> [Material provided]:
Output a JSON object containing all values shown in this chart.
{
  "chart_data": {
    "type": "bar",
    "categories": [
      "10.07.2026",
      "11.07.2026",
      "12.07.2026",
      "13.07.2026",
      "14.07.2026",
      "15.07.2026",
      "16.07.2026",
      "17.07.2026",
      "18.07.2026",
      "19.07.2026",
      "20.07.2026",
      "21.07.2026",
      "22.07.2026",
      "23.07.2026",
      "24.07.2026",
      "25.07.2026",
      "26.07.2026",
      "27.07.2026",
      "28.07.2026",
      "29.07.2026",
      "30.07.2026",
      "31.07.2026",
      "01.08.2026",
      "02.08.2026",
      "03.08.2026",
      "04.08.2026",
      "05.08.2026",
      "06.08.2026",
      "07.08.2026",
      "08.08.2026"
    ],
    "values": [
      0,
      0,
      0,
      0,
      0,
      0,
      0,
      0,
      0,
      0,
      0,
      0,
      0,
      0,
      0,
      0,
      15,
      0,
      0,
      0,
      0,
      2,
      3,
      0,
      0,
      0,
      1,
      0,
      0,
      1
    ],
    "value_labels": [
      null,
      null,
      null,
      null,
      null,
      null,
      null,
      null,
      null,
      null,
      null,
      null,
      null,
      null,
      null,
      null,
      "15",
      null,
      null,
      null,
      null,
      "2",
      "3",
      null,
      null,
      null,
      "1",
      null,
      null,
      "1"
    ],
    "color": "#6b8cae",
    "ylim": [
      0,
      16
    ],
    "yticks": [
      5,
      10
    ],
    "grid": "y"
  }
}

> [Task brief]: Give the count of lines in the listing above that include "values", with no other words.

> [Solution below]: 2